#### STATED EXERCISE
For the excerpt on storing word pairs below, decide whether each statement agrees with it: (a) in the first listing, the push_back call changes the vector held in the map; (b) looking up a lastWord that has never been seen puts an empty vector into the map; (c) the reference-variable version still has to insert the modified vector back into the map. Answer yes or no for each and quote the words of the excerpt that decide it.

#### TEXT EXCERPT
_ _ _

More precisely, our map should give us access to a vector of following words for lastWord. We then want to add word to the end of that vector.

3.1.15 adding a word pair

This is one way to do it.

readDocument4.listing

void readDocument (const char* docFileName,
                   vector<string>& startingWords,
                   map<string, vector<string> >& wordPairs)
{
  ifstream docIn (docFileName);
  char lastChar = '.';
  string lastWord;
  string word;

  while (docIn >> word)
    {
      if (lastChar == '.' || lastChar == '?' || lastChar == '!')
        startingWords.push_back(word);
      
      if (lastWord != "")
        {
          vector<string> wordFollowers = wordPairs[lastWord];
          wordFollowers.push_back(word);
          wordPairs[lastWord] = wordFollowers;
        }
      lastWord = word;
      lastChar = word[word.length()-1];
    }
}

We start by getting the current vector of followers out of the map. (If we have never seen lastWord before, then this will put an empty vector into the map and return a copy of that empty vector.)

Notice that what we are getting is a copy of the vector stores in the map.
We then add our new word onto then end of the vector.

Because this is a copy of the vector actually in the map, this push_back changes only our local copy, not the one that’s actually in the map.
Therefore we update the map by inserting the modified vector.

This code isn’t exactly thrilling. We are copying an entire vector of words out of the map, then copying an entire vector back into the map.

3.1.16 Using a reference variable to avoid copying

It is possible to do this without actually copying the vectors in and out of the map. The change required to accomplish this is subtle, but important.

readDocument5.listing

void readDocument (const char* docFileName,
                   vector<string>& startingWords,
                   map<string, vector<string> >& wordPairs)
{
  ifstream docIn (docFileName);
  char lastChar = '.';
  string lastWord;
  string word;

  while (docIn >> word)
    {
      if (lastChar == '.' || lastChar == '?' || lastChar == '!')
        startingWords.push_back(word);
      
      if (lastWord != "")
        {
          vector<string>& wordFollowers = wordPairs[lastWord];
          wordFollowers.push_back(word);
        }
      lastWord = word;
      lastChar = word[word.length()-1];
    }
}

By making wordFollowers not a vector but a reference to a vector, we actually extract from the map the “address of” its own copy of the vector. The push_back in the next line is therefore directly modifying the vector inside the map.

3.1.17 Summary

At this point, changes are pretty much finished. Put together our readDocument, generateEmulatedText and randomChoice functions, together with the main function we started with, slap a few #includes to cover the map and vector data structures we’ve employed, and we’re ready to go.

3.2 Once More, with MultiMaps

The use of a map< ... , vector< ... > > structure may strike you as being a bit convoluted. After all, aren’t multimaps expressly designed for situations where a given key value might map onto multiple associated data values?

_ _ _

#### PROVIDED MATERIAL
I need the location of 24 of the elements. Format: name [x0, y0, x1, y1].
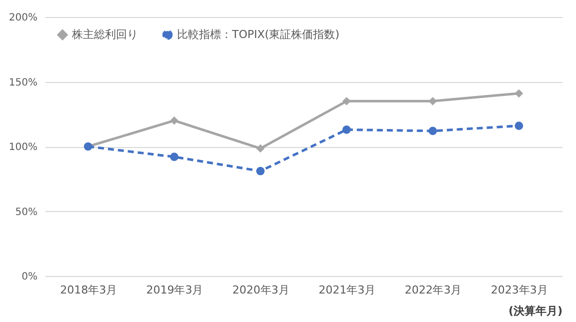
point	[170, 152, 178, 162]
point	[170, 116, 178, 125]
x-tick-label: 2020年3月	[232, 284, 290, 296]
point	[342, 125, 351, 134]
legend-label: 株主総利回り	[71, 28, 138, 41]
point	[256, 144, 265, 153]
point	[428, 96, 437, 106]
y-tick-label: 100%	[8, 142, 38, 153]
x-tick-label: 2022年3月	[404, 284, 462, 296]
point	[514, 89, 524, 98]
x-axis-title: (決算年月)	[508, 304, 562, 318]
y-tick-label: 0%	[22, 272, 38, 282]
point	[514, 122, 524, 130]
point	[342, 96, 351, 106]
x-tick-label: 2018年3月	[60, 284, 118, 296]
y-tick-label: 50%	[15, 206, 38, 218]
x-tick-label: 2019年3月	[146, 284, 204, 296]
point	[428, 126, 437, 136]
y-tick-label: 200%	[8, 12, 38, 24]
x-tick-label: 2021年3月	[318, 284, 376, 296]
legend-label: 比較指標：TOPIX(東証株価指数)	[177, 28, 340, 41]
point	[256, 166, 265, 176]
x-tick-label: 2023年3月	[490, 284, 548, 296]
y-tick-label: 150%	[8, 77, 38, 88]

_ _ _

#### SOLUTION FOR THIS TASK
(a) No: "this push_back changes only our local copy, not the one that’s actually in the map."
(b) Yes: "If we have never seen lastWord before, then this will put an empty vector into the map and return a copy of that empty vector."
(c) No: "The push_back in the next line is therefore directly modifying the vector inside the map."